▶ **GIVEN EXERCISE**
Search the records below for the word "如果併發". Pull out each line that has it.

Extracted data entries
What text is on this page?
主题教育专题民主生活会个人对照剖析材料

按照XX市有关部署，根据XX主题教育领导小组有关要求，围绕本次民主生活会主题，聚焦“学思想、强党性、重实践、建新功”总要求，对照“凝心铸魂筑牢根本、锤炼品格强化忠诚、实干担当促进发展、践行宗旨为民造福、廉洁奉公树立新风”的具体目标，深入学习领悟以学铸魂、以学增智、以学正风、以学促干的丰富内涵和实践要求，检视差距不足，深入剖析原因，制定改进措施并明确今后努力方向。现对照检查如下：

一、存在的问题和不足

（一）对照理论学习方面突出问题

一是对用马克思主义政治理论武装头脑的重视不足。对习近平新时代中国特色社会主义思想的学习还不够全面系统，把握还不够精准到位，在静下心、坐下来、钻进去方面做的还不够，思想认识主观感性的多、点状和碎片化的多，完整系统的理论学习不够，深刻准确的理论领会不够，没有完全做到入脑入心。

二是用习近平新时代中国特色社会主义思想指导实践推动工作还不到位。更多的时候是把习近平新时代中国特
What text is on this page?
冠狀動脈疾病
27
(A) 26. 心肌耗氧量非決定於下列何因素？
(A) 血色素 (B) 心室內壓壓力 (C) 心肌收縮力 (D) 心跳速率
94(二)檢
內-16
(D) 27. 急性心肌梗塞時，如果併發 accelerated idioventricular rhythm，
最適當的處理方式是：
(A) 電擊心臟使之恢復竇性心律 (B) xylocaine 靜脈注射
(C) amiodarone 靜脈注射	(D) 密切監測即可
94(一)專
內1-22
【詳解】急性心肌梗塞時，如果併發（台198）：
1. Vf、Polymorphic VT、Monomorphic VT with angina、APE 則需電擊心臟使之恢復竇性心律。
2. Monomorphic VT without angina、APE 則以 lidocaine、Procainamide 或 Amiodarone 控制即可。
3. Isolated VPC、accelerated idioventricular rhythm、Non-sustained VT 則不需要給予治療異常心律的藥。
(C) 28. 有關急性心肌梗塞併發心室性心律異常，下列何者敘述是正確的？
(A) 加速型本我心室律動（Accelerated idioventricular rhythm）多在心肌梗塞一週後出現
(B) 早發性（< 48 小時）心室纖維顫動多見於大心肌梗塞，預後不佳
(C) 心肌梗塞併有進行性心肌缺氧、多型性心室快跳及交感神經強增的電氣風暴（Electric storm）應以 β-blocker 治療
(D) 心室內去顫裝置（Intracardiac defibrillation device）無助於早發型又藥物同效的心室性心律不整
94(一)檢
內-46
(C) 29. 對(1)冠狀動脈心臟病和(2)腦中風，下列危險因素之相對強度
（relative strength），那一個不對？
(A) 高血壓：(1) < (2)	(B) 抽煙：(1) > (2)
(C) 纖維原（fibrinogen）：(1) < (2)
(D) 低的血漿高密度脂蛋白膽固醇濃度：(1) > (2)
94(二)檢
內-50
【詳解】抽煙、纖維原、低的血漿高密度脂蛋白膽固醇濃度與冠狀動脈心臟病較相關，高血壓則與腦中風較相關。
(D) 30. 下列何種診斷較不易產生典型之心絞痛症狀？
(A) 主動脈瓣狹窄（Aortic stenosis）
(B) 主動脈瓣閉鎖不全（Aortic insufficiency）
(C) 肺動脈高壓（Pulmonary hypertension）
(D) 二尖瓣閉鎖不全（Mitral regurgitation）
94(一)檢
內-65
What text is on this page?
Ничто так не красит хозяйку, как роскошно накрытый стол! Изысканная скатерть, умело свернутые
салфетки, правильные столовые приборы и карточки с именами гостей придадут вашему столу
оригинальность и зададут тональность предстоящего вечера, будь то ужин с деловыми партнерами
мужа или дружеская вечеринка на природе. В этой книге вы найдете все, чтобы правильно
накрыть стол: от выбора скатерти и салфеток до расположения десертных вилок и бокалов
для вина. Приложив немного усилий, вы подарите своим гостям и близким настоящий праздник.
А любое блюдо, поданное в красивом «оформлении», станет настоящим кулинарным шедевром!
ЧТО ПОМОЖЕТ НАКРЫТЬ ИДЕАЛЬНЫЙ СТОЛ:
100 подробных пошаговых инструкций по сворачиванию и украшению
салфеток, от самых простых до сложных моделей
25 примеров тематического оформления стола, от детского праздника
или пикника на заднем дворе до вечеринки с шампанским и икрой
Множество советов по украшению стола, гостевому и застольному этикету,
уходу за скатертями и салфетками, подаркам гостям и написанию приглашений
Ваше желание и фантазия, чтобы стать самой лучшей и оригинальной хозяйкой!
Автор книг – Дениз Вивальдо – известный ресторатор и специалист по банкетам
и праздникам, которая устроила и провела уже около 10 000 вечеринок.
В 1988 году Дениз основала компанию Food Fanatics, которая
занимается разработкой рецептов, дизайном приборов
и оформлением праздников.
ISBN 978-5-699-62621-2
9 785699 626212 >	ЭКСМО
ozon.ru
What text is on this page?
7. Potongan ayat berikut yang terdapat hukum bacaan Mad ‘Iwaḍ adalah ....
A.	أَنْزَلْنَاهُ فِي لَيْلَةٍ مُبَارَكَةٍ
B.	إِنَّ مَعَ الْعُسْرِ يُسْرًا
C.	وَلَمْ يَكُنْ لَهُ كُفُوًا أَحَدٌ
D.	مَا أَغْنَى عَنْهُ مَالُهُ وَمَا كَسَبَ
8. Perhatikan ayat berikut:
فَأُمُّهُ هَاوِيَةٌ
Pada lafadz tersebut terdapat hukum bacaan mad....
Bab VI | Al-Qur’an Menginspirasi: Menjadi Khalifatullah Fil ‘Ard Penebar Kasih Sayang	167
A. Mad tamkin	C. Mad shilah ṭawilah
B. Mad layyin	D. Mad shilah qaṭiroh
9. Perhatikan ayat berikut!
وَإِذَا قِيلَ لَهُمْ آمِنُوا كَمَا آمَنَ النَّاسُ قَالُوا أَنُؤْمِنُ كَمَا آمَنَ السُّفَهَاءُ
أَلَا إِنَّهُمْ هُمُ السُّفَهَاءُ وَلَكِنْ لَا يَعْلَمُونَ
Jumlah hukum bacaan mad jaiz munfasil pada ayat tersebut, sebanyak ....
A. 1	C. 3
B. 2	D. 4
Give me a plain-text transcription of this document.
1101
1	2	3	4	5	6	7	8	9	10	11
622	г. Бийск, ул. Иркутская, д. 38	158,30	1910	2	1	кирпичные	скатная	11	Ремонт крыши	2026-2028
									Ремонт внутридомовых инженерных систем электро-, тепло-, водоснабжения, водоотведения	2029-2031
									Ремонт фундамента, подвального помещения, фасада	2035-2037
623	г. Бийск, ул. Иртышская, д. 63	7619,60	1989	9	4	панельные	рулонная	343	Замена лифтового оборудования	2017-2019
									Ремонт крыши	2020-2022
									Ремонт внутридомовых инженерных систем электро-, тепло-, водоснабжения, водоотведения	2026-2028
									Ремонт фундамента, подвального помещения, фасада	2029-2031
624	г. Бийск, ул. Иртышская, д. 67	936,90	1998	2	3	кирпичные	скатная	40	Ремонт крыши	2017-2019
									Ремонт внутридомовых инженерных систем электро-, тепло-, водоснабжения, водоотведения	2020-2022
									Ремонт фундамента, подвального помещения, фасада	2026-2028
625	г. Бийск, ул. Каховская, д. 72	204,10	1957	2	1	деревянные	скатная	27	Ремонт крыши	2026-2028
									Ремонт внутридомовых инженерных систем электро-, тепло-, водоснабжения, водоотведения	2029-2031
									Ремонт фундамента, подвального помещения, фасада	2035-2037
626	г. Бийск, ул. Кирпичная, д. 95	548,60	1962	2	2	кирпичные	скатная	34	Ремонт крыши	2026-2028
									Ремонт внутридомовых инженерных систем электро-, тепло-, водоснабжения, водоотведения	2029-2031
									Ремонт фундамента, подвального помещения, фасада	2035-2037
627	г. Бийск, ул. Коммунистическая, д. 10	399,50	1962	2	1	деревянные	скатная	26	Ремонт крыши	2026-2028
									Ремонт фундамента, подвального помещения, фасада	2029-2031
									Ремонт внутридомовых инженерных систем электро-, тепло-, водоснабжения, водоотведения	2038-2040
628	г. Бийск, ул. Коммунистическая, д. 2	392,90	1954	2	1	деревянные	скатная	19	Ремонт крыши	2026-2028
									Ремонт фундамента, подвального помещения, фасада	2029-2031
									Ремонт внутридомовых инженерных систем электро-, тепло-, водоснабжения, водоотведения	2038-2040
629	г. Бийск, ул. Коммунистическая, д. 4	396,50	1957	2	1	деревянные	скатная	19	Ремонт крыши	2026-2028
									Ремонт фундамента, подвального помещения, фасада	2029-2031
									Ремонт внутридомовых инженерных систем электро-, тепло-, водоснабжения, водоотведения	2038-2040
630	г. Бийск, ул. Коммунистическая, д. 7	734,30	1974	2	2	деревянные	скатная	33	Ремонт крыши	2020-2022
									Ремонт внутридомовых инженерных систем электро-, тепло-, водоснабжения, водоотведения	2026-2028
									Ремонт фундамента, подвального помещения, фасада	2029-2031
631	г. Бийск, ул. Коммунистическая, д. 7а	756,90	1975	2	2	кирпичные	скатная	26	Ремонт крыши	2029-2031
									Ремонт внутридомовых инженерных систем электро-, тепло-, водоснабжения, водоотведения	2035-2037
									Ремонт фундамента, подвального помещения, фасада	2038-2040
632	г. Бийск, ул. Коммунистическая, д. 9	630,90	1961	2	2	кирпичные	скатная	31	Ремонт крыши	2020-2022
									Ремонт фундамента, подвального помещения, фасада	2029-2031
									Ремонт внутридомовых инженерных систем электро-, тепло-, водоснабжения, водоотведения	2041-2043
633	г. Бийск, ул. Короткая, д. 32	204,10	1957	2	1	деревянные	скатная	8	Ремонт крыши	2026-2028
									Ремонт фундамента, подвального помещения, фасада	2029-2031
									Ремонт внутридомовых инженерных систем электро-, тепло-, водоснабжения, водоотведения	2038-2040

▶ **RESULT FOR THIS TASK**
(D) 27. 急性心肌梗塞時，如果併發 accelerated idioventricular rhythm，
【詳解】急性心肌梗塞時，如果併發（台198）：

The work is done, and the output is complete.